EXCERPT PROVIDED
%%
Arresting Power: Resisting Police Violence in Portland, Oregon is a 2015 award-winning documentary film co-directed by Jodi Darby, Julie Perini, and Erin Yanke.

Synopsis
The film showcases the development of conflict between local residents of Portland, Oregon and the law enforcement agencies during the last half century. It also features interviews of victims of police brutality and those by family members of people killed during police action. Interviews by members of Portland's abolition movement have also been included in the documentary. The film uses archival newsreel footage from the Oregon Historical Society along with scenes shot at the locations of police brutalities and tries to showcase a world without the current institution of the police.

The Portland Institute for Contemporary Art partly funded the documentary through the Andy Warhol Regional Re-grant Program which gave the film its 2013 Precipice Fund Project Grant. Supporters of the film made up the rest with donations.
%%
SUPPLIED RECORDS
%%
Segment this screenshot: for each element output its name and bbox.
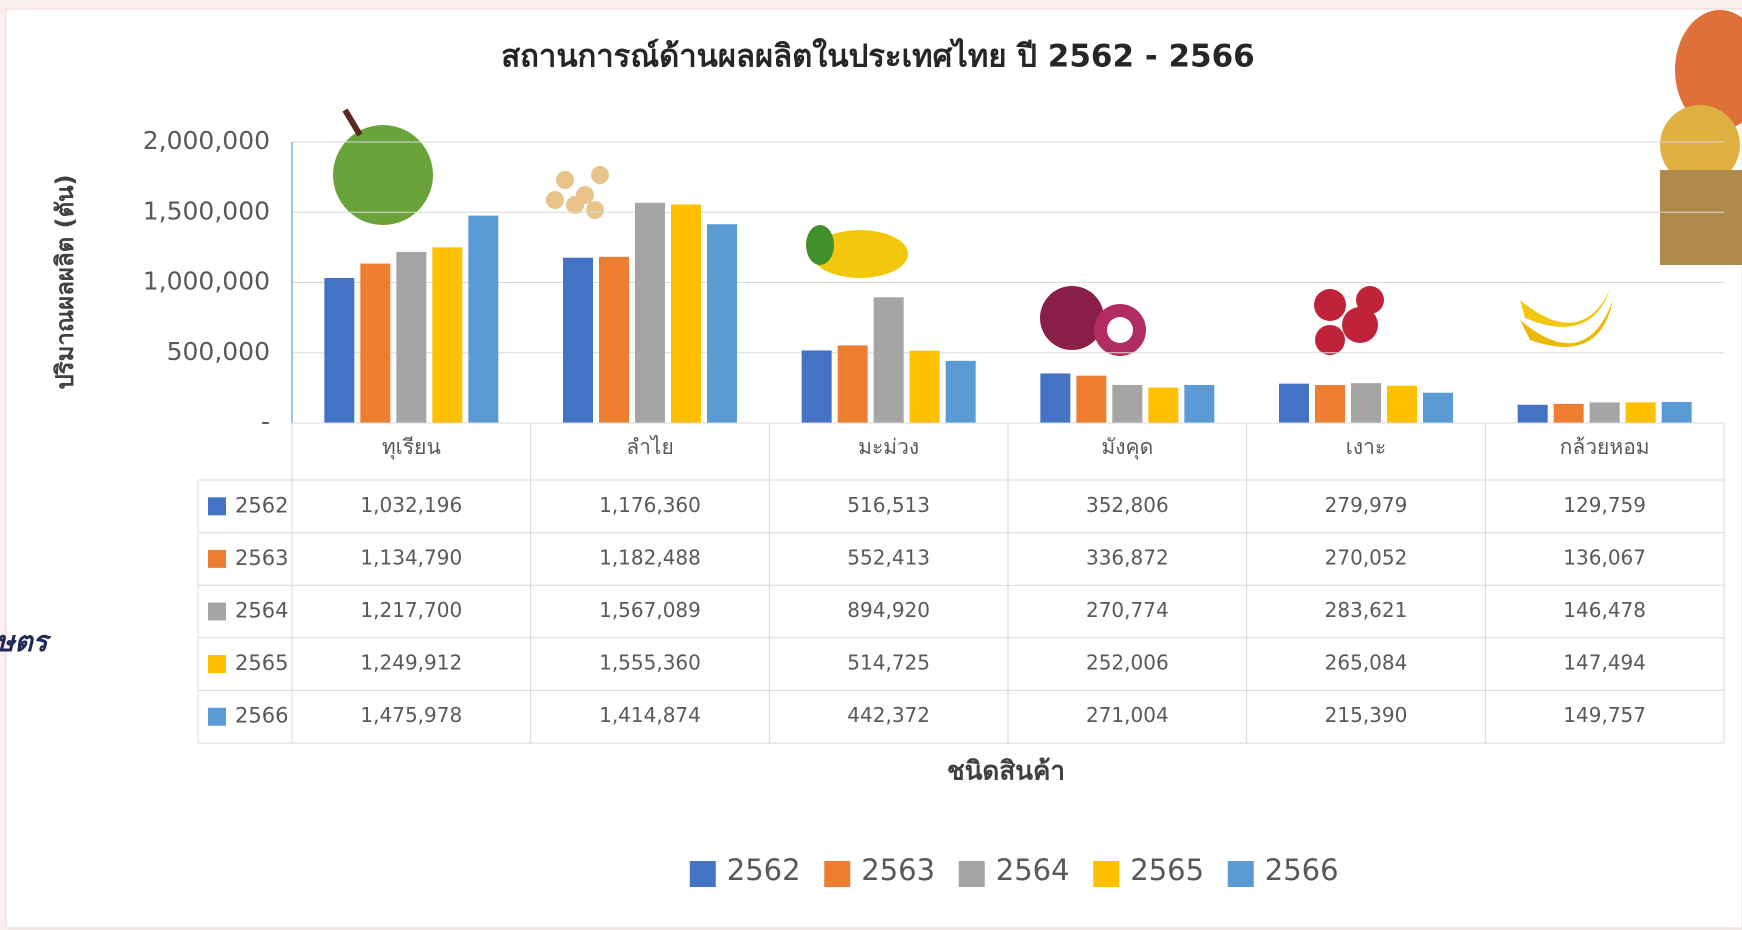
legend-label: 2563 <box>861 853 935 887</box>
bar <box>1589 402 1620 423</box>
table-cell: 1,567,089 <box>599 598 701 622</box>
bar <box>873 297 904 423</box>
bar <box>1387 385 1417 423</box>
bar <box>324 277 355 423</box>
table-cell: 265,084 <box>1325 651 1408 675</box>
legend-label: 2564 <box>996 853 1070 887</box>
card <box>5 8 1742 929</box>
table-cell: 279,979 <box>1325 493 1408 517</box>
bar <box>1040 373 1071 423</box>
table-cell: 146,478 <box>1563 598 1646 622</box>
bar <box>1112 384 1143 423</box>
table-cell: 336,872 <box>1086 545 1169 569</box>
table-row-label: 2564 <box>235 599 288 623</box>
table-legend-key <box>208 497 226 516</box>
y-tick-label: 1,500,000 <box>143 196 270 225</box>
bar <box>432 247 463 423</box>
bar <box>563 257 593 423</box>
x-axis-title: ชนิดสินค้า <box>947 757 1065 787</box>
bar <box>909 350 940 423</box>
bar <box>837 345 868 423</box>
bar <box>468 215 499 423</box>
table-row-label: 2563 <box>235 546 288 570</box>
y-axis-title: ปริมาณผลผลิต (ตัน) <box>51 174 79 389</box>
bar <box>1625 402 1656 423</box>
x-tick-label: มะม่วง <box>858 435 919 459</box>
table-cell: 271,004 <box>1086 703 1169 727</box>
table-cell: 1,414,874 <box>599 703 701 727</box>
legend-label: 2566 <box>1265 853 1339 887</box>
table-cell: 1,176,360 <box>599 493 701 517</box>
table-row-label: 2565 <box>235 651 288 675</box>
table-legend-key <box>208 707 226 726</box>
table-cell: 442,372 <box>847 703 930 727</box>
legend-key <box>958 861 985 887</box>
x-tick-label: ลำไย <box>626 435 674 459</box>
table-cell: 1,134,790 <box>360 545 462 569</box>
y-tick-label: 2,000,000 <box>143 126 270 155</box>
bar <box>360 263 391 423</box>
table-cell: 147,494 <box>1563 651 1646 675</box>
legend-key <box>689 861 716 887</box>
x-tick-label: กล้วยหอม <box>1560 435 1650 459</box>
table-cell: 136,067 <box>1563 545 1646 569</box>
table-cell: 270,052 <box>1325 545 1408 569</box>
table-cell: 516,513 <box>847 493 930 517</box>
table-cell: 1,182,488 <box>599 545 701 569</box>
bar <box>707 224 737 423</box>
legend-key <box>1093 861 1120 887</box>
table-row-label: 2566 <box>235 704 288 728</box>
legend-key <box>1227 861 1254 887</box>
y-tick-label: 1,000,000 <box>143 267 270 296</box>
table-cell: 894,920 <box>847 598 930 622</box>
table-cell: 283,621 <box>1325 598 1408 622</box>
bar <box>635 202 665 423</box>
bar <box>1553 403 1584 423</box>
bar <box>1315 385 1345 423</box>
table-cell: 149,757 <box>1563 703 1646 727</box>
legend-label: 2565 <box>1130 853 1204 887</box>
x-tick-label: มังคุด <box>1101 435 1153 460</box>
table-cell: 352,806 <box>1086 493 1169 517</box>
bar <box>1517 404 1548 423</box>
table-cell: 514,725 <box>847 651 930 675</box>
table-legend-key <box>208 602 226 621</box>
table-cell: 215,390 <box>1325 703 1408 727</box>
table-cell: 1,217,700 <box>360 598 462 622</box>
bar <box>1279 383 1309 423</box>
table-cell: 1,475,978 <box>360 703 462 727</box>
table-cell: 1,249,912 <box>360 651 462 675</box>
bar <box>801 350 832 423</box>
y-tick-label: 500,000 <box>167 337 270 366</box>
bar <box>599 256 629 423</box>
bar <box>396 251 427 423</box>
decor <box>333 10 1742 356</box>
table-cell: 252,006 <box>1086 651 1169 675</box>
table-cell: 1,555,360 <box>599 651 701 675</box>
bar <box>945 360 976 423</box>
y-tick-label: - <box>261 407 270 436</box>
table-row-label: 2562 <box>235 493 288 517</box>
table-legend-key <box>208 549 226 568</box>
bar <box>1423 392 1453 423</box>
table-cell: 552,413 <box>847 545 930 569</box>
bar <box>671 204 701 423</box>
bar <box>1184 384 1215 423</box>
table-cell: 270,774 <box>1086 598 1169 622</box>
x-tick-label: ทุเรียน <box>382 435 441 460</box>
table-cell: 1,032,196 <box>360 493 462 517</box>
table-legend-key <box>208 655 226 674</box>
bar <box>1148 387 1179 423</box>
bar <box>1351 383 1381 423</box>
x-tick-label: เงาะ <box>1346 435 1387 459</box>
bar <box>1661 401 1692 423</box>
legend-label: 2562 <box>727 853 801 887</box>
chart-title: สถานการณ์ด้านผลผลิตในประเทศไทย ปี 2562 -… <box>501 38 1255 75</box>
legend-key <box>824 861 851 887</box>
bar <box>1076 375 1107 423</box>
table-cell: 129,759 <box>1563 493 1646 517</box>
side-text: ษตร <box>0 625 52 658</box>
%%
%%
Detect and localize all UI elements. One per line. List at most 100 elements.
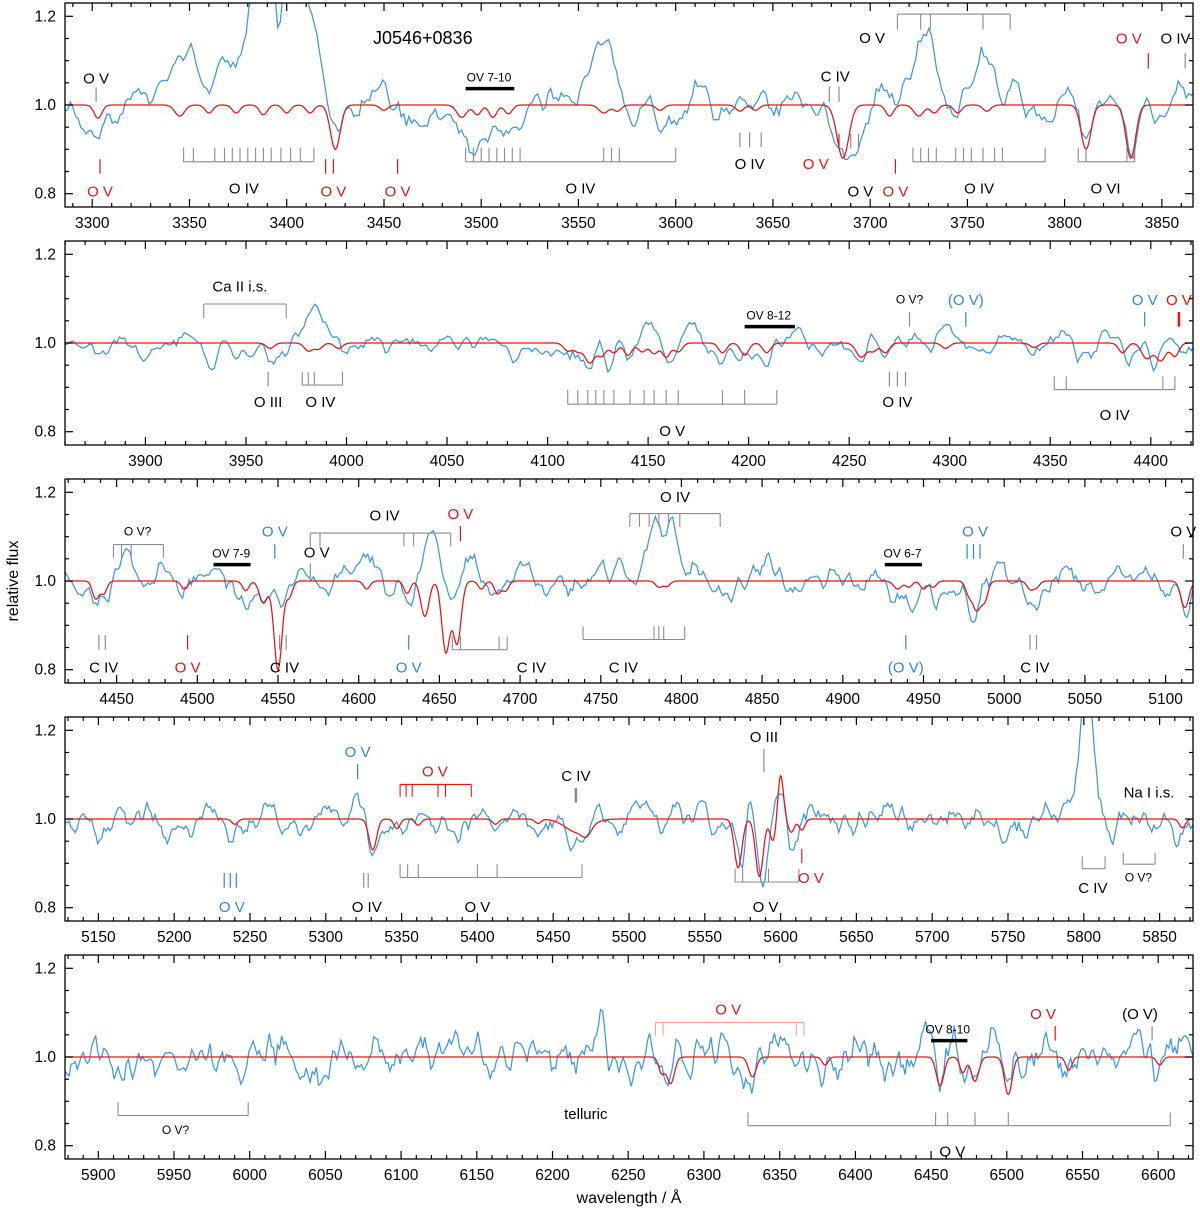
%%
PROBLEM STATEMENT
Copy out the full text about the documentary on police violence in Portland, word for word. Work only from the text about the Portland documentary.

ANSWER TO THIS PROBLEM
Arresting Power: Resisting Police Violence in Portland, Oregon is a 2015 award-winning documentary film co-directed by Jodi Darby, Julie Perini, and Erin Yanke.

Synopsis
The film showcases the development of conflict between local residents of Portland, Oregon and the law enforcement agencies during the last half century. It also features interviews of victims of police brutality and those by family members of people killed during police action. Interviews by members of Portland's abolition movement have also been included in the documentary. The film uses archival newsreel footage from the Oregon Historical Society along with scenes shot at the locations of police brutalities and tries to showcase a world without the current institution of the police.

The Portland Institute for Contemporary Art partly funded the documentary through the Andy Warhol Regional Re-grant Program which gave the film its 2013 Precipice Fund Project Grant. Supporters of the film made up the rest with donations.